• Task to complete
Reproduce exactly, with no other output, every line of the data below from the line containing "Serialize everything readable" to the end, inclusive.

• Exercise materials
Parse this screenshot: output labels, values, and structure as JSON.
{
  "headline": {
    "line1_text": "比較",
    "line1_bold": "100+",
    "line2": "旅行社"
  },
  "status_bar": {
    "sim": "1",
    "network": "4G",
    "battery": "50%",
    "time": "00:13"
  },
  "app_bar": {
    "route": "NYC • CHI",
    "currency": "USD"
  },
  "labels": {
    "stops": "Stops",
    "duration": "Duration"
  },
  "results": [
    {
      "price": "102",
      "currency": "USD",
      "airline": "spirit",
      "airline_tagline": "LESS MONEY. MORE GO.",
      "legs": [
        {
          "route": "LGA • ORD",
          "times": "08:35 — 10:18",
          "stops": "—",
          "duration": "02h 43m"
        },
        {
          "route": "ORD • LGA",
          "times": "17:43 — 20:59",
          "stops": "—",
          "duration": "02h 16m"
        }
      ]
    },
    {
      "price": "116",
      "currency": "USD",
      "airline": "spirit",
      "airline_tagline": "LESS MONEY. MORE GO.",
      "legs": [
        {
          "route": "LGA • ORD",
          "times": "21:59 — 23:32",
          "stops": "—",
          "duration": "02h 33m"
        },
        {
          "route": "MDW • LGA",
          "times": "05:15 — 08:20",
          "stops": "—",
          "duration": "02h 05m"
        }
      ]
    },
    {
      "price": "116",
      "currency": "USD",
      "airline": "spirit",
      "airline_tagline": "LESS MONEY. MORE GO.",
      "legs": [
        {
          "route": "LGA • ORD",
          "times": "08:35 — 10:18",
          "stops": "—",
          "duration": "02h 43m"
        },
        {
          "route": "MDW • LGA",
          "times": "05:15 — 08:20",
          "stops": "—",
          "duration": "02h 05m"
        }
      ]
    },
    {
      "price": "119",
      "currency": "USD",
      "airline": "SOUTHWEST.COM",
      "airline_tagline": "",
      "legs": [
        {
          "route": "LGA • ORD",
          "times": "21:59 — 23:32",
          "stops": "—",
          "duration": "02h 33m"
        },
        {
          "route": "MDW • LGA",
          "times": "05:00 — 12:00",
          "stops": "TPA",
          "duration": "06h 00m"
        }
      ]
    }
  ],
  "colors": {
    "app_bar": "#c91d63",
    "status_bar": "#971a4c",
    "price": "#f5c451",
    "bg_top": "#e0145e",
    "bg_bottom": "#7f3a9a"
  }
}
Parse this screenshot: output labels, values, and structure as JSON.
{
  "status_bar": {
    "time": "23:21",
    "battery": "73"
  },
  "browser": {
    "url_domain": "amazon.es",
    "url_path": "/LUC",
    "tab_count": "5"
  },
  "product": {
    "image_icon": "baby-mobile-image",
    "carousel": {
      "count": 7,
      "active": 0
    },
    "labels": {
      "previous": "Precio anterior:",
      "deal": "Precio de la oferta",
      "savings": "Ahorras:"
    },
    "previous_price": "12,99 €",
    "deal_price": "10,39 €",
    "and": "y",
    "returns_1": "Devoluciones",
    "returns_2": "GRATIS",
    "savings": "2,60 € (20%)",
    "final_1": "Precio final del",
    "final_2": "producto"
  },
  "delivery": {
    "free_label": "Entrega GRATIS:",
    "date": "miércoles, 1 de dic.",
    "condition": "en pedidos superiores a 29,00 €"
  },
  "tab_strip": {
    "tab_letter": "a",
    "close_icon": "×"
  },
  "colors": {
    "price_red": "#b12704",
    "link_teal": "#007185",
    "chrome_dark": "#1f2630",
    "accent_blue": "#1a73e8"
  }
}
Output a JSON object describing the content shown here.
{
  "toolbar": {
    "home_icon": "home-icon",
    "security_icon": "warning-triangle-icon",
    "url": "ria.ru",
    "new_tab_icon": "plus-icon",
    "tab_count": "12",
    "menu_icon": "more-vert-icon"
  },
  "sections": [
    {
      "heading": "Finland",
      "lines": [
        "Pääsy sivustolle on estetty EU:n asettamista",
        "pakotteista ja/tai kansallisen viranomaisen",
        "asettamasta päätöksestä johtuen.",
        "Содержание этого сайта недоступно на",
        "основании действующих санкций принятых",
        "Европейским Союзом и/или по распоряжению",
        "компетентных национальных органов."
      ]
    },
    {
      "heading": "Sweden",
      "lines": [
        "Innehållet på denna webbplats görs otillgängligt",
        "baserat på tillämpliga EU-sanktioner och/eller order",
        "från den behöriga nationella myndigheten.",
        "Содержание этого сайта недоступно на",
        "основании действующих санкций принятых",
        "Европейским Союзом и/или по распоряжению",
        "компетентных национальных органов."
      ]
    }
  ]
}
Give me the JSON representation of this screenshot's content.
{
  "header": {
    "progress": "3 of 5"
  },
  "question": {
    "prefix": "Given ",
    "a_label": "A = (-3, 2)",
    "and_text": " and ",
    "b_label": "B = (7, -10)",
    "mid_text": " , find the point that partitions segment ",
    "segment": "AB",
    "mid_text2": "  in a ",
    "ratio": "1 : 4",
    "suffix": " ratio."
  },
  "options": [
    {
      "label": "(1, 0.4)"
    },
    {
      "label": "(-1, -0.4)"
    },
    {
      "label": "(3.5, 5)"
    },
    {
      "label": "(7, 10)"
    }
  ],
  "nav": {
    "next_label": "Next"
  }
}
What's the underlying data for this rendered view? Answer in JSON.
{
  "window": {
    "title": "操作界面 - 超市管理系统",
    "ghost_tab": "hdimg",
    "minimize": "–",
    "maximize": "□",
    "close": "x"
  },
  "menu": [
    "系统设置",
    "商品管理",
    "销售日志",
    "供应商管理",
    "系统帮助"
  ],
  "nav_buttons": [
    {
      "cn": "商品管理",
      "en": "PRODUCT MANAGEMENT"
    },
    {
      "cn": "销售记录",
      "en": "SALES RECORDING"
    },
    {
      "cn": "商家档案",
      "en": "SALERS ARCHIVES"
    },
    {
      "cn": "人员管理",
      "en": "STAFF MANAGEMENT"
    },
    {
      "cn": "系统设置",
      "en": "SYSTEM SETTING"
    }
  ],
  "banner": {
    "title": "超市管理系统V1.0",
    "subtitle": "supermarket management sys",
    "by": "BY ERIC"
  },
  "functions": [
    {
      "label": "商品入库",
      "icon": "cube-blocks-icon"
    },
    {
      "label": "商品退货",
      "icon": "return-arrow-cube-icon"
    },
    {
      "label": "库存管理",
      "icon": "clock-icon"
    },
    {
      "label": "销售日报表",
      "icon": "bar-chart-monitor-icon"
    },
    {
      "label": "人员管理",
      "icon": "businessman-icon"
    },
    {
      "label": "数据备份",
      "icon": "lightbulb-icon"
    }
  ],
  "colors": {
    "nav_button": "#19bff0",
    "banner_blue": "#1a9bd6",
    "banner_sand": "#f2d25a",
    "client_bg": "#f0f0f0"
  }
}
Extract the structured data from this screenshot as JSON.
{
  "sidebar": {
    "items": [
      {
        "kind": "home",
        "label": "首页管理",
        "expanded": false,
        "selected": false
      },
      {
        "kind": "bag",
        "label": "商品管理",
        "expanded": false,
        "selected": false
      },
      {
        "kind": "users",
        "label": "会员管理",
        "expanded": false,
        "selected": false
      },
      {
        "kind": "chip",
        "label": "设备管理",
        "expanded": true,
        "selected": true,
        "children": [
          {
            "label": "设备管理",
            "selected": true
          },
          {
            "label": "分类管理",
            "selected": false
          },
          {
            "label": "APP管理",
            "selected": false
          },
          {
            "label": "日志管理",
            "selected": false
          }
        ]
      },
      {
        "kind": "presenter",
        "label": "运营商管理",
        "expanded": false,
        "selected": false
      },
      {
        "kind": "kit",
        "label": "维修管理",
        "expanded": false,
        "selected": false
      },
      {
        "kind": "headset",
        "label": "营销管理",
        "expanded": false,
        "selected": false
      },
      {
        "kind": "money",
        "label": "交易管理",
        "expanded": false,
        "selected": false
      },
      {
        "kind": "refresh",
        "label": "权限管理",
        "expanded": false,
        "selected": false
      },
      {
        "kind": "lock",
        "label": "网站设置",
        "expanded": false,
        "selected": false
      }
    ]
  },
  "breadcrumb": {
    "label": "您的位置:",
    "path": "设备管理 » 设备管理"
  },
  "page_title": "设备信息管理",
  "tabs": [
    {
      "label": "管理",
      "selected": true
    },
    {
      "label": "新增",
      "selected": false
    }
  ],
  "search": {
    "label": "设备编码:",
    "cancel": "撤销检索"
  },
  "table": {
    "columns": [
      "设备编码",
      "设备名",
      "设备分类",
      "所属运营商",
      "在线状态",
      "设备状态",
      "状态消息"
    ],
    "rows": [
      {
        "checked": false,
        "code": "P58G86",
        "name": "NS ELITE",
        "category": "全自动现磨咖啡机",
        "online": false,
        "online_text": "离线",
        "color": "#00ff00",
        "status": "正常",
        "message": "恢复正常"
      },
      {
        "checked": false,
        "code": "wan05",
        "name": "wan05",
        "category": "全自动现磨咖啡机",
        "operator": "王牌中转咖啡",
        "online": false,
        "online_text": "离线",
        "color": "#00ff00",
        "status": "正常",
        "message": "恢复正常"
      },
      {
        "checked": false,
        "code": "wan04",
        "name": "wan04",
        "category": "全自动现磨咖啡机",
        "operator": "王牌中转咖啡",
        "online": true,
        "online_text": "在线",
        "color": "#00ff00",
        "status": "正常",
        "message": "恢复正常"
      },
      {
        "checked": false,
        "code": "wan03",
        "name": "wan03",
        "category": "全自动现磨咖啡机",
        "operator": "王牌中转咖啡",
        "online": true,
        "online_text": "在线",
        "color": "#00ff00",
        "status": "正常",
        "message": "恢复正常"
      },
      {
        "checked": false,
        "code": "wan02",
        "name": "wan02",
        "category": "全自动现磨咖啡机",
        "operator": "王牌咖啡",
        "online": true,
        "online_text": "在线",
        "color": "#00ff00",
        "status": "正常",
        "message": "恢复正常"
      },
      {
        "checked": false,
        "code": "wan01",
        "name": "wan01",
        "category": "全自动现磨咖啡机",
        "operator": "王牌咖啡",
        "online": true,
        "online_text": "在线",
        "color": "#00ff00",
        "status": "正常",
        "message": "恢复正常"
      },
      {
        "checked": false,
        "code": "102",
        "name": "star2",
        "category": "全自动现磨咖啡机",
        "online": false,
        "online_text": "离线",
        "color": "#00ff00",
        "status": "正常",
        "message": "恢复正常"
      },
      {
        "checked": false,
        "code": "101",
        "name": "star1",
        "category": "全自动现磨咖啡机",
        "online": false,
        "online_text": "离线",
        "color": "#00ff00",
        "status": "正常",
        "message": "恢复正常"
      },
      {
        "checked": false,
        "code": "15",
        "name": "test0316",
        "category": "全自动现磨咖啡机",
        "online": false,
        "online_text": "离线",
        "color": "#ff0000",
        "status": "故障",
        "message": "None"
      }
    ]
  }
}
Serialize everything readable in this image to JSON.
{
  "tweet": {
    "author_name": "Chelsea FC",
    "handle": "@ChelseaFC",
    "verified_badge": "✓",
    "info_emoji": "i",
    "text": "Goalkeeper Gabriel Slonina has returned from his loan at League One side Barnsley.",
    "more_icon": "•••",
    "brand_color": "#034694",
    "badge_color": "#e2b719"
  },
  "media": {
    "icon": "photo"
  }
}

• Written response
Serialize everything readable in this image to JSON.
{
  "tweet": {
    "author_name": "Chelsea FC",
    "handle": "@ChelseaFC",
    "verified_badge": "✓",
    "info_emoji": "i",
    "text": "Goalkeeper Gabriel Slonina has returned from his loan at League One side Barnsley.",
    "more_icon": "•••",
    "brand_color": "#034694",
    "badge_color": "#e2b719"
  },
  "media": {
    "icon": "photo"
  }
}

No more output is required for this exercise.